* Exercise inputs *

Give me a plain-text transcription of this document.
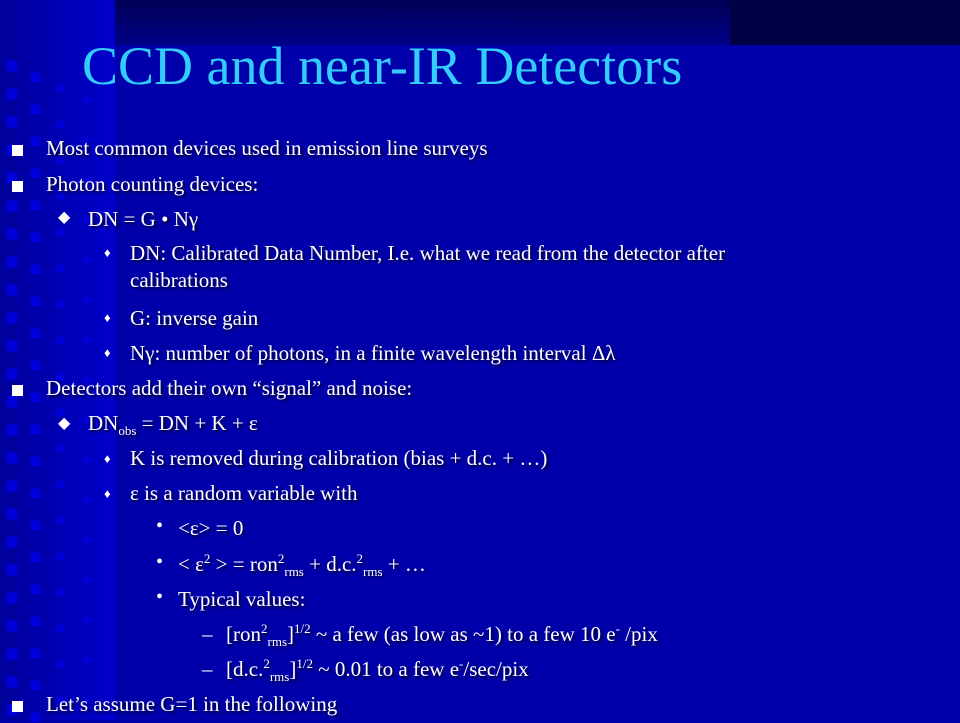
CCD and near-IR Detectors
Most common devices used in emission line surveys
Photon counting devices:
◆ DN = G • Nγ
♦ DN: Calibrated Data Number, I.e. what we read from the detector after
calibrations
♦ G: inverse gain
♦ Nγ: number of photons, in a finite wavelength interval Δλ
Detectors add their own “signal” and noise:
◆ $DN_{obs}$ = DN + K + ε
♦ K is removed during calibration (bias + d.c. + …)
♦ ε is a random variable with
• <ε> = 0
• < $\varepsilon^2$ > = ron$^2_{rms}$ + d.c.$^2_{rms}$ + …
• Typical values:
– $[ron^2_{rms}]^{1/2}$ ~ a few (as low as ~1) to a few 10 e- /pix
– $[d.c.^2_{rms}]^{1/2}$ ~ 0.01 to a few e-/sec/pix
Let’s assume G=1 in the following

* Work instructions *
Above are entries; state the number of lines among them that contain "devices", and nothing else.

* Response to the task *
2